▶ [Short problem]
Output as a JSON list of strings, one string per line and blank lines omitted, every line from the start of the records through the line containing "power-cell <box>605 226 608 230</box>", inclusive.

** start Extracted entries **

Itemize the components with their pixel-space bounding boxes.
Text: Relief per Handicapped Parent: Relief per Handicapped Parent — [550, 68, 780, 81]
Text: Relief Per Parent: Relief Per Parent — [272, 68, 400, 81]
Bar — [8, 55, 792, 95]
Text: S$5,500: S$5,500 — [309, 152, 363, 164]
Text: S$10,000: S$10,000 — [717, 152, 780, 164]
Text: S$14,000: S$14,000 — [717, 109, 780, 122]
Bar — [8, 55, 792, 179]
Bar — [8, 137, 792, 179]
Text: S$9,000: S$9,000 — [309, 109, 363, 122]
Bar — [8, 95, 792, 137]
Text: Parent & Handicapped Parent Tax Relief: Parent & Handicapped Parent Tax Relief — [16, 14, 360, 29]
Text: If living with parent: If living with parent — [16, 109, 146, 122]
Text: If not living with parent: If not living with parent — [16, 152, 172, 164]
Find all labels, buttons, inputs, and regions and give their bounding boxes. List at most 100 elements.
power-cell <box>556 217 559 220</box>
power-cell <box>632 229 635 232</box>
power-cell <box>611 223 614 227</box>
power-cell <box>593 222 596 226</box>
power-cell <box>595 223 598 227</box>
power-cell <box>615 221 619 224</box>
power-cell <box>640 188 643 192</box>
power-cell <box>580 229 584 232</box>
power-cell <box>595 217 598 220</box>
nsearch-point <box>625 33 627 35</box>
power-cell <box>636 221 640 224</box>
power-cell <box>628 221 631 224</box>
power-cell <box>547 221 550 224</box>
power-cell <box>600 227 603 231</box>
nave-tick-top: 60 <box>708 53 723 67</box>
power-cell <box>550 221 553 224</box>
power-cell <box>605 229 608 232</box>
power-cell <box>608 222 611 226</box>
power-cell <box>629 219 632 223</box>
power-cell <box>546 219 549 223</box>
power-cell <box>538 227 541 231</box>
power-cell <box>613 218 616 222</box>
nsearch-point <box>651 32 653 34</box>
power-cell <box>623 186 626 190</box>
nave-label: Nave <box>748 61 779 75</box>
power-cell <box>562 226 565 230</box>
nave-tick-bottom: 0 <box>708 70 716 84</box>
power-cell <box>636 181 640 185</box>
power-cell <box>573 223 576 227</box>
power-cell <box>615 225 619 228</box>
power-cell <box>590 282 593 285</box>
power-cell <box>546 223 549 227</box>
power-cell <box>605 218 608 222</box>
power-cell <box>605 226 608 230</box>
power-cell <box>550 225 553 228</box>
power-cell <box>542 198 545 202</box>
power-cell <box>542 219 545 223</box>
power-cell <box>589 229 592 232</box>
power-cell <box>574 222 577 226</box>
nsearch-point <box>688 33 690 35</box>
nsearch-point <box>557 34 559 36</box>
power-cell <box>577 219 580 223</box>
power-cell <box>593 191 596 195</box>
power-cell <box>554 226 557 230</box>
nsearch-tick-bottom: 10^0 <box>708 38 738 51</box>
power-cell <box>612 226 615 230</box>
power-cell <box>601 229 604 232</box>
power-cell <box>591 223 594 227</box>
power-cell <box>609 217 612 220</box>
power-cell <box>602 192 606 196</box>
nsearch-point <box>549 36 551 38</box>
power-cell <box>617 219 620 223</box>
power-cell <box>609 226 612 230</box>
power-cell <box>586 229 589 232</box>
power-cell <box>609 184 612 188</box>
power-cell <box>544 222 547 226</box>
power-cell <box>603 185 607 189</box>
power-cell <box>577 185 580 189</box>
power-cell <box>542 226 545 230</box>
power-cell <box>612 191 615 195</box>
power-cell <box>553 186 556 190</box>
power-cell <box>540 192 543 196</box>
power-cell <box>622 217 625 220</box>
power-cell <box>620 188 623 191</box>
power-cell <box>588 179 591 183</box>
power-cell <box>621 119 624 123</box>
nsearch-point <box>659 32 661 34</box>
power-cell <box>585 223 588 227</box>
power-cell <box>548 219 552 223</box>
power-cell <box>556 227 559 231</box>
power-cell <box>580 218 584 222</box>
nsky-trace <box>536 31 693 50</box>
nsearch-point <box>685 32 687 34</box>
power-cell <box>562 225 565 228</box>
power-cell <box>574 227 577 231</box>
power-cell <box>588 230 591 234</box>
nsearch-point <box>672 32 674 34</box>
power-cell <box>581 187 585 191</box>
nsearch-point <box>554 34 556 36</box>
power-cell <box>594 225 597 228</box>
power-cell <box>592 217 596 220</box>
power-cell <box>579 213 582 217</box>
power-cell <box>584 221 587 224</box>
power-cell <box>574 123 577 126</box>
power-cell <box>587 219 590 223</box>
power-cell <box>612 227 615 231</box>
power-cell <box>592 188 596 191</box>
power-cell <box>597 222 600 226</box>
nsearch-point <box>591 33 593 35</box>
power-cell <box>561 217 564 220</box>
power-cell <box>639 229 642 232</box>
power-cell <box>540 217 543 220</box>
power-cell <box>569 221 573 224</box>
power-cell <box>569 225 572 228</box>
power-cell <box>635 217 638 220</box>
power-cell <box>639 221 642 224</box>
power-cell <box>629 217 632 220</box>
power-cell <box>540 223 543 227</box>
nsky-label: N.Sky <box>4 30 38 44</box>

** end Extracted entries **

▶ [Reply]
[
  "Itemize the components with their pixel-space bounding boxes.",
  "Text: Relief per Handicapped Parent: Relief per Handicapped Parent — [550, 68, 780, 81]",
  "Text: Relief Per Parent: Relief Per Parent — [272, 68, 400, 81]",
  "Bar — [8, 55, 792, 95]",
  "Text: S$5,500: S$5,500 — [309, 152, 363, 164]",
  "Text: S$10,000: S$10,000 — [717, 152, 780, 164]",
  "Text: S$14,000: S$14,000 — [717, 109, 780, 122]",
  "Bar — [8, 55, 792, 179]",
  "Bar — [8, 137, 792, 179]",
  "Text: S$9,000: S$9,000 — [309, 109, 363, 122]",
  "Bar — [8, 95, 792, 137]",
  "Text: Parent & Handicapped Parent Tax Relief: Parent & Handicapped Parent Tax Relief — [16, 14, 360, 29]",
  "Text: If living with parent: If living with parent — [16, 109, 146, 122]",
  "Text: If not living with parent: If not living with parent — [16, 152, 172, 164]",
  "Find all labels, buttons, inputs, and regions and give their bounding boxes. List at most 100 elements.",
  "power-cell <box>556 217 559 220</box>",
  "power-cell <box>632 229 635 232</box>",
  "power-cell <box>611 223 614 227</box>",
  "power-cell <box>593 222 596 226</box>",
  "power-cell <box>595 223 598 227</box>",
  "power-cell <box>615 221 619 224</box>",
  "power-cell <box>640 188 643 192</box>",
  "power-cell <box>580 229 584 232</box>",
  "power-cell <box>595 217 598 220</box>",
  "nsearch-point <box>625 33 627 35</box>",
  "power-cell <box>636 221 640 224</box>",
  "power-cell <box>628 221 631 224</box>",
  "power-cell <box>547 221 550 224</box>",
  "power-cell <box>600 227 603 231</box>",
  "nave-tick-top: 60 <box>708 53 723 67</box>",
  "power-cell <box>550 221 553 224</box>",
  "power-cell <box>605 229 608 232</box>",
  "power-cell <box>608 222 611 226</box>",
  "power-cell <box>629 219 632 223</box>",
  "power-cell <box>546 219 549 223</box>",
  "power-cell <box>538 227 541 231</box>",
  "power-cell <box>613 218 616 222</box>",
  "nsearch-point <box>651 32 653 34</box>",
  "power-cell <box>623 186 626 190</box>",
  "nave-label: Nave <box>748 61 779 75</box>",
  "power-cell <box>562 226 565 230</box>",
  "nave-tick-bottom: 0 <box>708 70 716 84</box>",
  "power-cell <box>636 181 640 185</box>",
  "power-cell <box>573 223 576 227</box>",
  "power-cell <box>615 225 619 228</box>",
  "power-cell <box>590 282 593 285</box>",
  "power-cell <box>546 223 549 227</box>",
  "power-cell <box>605 218 608 222</box>",
  "power-cell <box>605 226 608 230</box>"
]